__TO BE DONE__.
Transcribe every entry word for word, but skip the images.

++++++

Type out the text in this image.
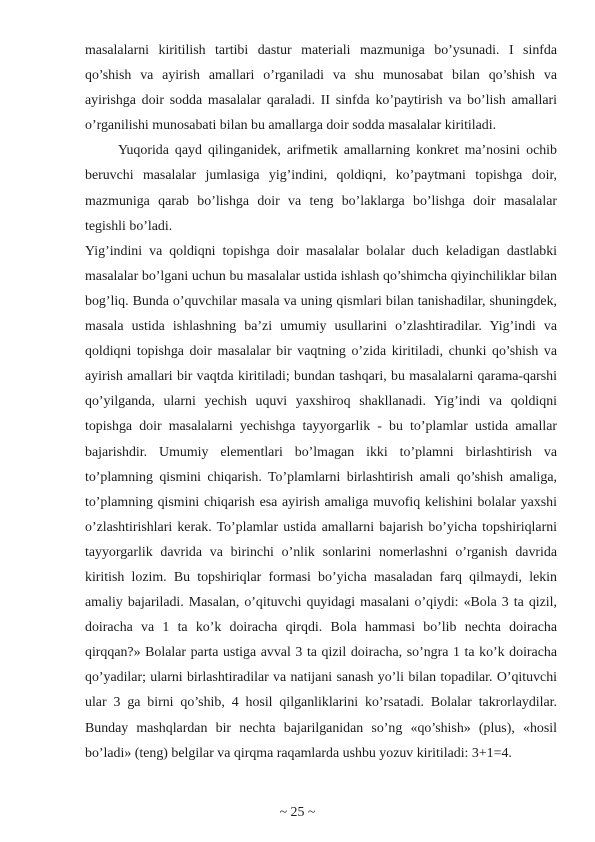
masalalarni kiritilish tartibi dastur materiali mazmuniga bo’ysunadi. I sinfda qo’shish va ayirish amallari o’rganiladi va shu munosabat bilan qo’shish va ayirishga doir sodda masalalar qaraladi. II sinfda ko’paytirish va bo’lish amallari o’rganilishi munosabati bilan bu amallarga doir sodda masalalar kiritiladi.

Yuqorida qayd qilinganidek, arifmetik amallarning konkret ma’nosini ochib beruvchi masalalar jumlasiga yig’indini, qoldiqni, ko’paytmani topishga doir, mazmuniga qarab bo’lishga doir va teng bo’laklarga bo’lishga doir masalalar tegishli bo’ladi.

Yig’indini va qoldiqni topishga doir masalalar bolalar duch keladigan dastlabki masalalar bo’lgani uchun bu masalalar ustida ishlash qo’shimcha qiyinchiliklar bilan bog’liq. Bunda o’quvchilar masala va uning qismlari bilan tanishadilar, shuningdek, masala ustida ishlashning ba’zi umumiy usullarini o’zlashtiradilar. Yig’indi va qoldiqni topishga doir masalalar bir vaqtning o’zida kiritiladi, chunki qo’shish va ayirish amallari bir vaqtda kiritiladi; bundan tashqari, bu masalalarni qarama-qarshi qo’yilganda, ularni yechish uquvi yaxshiroq shakllanadi. Yig’indi va qoldiqni topishga doir masalalarni yechishga tayyorgarlik - bu to’plamlar ustida amallar bajarishdir. Umumiy elementlari bo’lmagan ikki to’plamni birlashtirish va to’plamning qismini chiqarish. To’plamlarni birlashtirish amali qo’shish amaliga, to’plamning qismini chiqarish esa ayirish amaliga muvofiq kelishini bolalar yaxshi o’zlashtirishlari kerak. To’plamlar ustida amallarni bajarish bo’yicha topshiriqlarni tayyorgarlik davrida va birinchi o’nlik sonlarini nomerlashni o’rganish davrida kiritish lozim. Bu topshiriqlar formasi bo’yicha masaladan farq qilmaydi, lekin amaliy bajariladi. Masalan, o’qituvchi quyidagi masalani o’qiydi: «Bola 3 ta qizil, doiracha va 1 ta ko’k doiracha qirqdi. Bola hammasi bo’lib nechta doiracha qirqqan?» Bolalar parta ustiga avval 3 ta qizil doiracha, so’ngra 1 ta ko’k doiracha qo’yadilar; ularni birlashtiradilar va natijani sanash yo’li bilan topadilar. O’qituvchi ular 3 ga birni qo’shib, 4 hosil qilganliklarini ko’rsatadi. Bolalar takrorlaydilar. Bunday mashqlardan bir nechta bajarilganidan so’ng «qo’shish» (plus), «hosil bo’ladi» (teng) belgilar va qirqma raqamlarda ushbu yozuv kiritiladi: 3+1=4.

~ 25 ~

++++++

__EXERCISE RESULT__.
Type out the text in this image.
masalalarni kiritilish tartibi dastur materiali mazmuniga bo’ysunadi. I sinfda qo’shish va ayirish amallari o’rganiladi va shu munosabat bilan qo’shish va ayirishga doir sodda masalalar qaraladi. II sinfda ko’paytirish va bo’lish amallari o’rganilishi munosabati bilan bu amallarga doir sodda masalalar kiritiladi.

Yuqorida qayd qilinganidek, arifmetik amallarning konkret ma’nosini ochib beruvchi masalalar jumlasiga yig’indini, qoldiqni, ko’paytmani topishga doir, mazmuniga qarab bo’lishga doir va teng bo’laklarga bo’lishga doir masalalar tegishli bo’ladi.

Yig’indini va qoldiqni topishga doir masalalar bolalar duch keladigan dastlabki masalalar bo’lgani uchun bu masalalar ustida ishlash qo’shimcha qiyinchiliklar bilan bog’liq. Bunda o’quvchilar masala va uning qismlari bilan tanishadilar, shuningdek, masala ustida ishlashning ba’zi umumiy usullarini o’zlashtiradilar. Yig’indi va qoldiqni topishga doir masalalar bir vaqtning o’zida kiritiladi, chunki qo’shish va ayirish amallari bir vaqtda kiritiladi; bundan tashqari, bu masalalarni qarama-qarshi qo’yilganda, ularni yechish uquvi yaxshiroq shakllanadi. Yig’indi va qoldiqni topishga doir masalalarni yechishga tayyorgarlik - bu to’plamlar ustida amallar bajarishdir. Umumiy elementlari bo’lmagan ikki to’plamni birlashtirish va to’plamning qismini chiqarish. To’plamlarni birlashtirish amali qo’shish amaliga, to’plamning qismini chiqarish esa ayirish amaliga muvofiq kelishini bolalar yaxshi o’zlashtirishlari kerak. To’plamlar ustida amallarni bajarish bo’yicha topshiriqlarni tayyorgarlik davrida va birinchi o’nlik sonlarini nomerlashni o’rganish davrida kiritish lozim. Bu topshiriqlar formasi bo’yicha masaladan farq qilmaydi, lekin amaliy bajariladi. Masalan, o’qituvchi quyidagi masalani o’qiydi: «Bola 3 ta qizil, doiracha va 1 ta ko’k doiracha qirqdi. Bola hammasi bo’lib nechta doiracha qirqqan?» Bolalar parta ustiga avval 3 ta qizil doiracha, so’ngra 1 ta ko’k doiracha qo’yadilar; ularni birlashtiradilar va natijani sanash yo’li bilan topadilar. O’qituvchi ular 3 ga birni qo’shib, 4 hosil qilganliklarini ko’rsatadi. Bolalar takrorlaydilar. Bunday mashqlardan bir nechta bajarilganidan so’ng «qo’shish» (plus), «hosil bo’ladi» (teng) belgilar va qirqma raqamlarda ushbu yozuv kiritiladi: 3+1=4.

~ 25 ~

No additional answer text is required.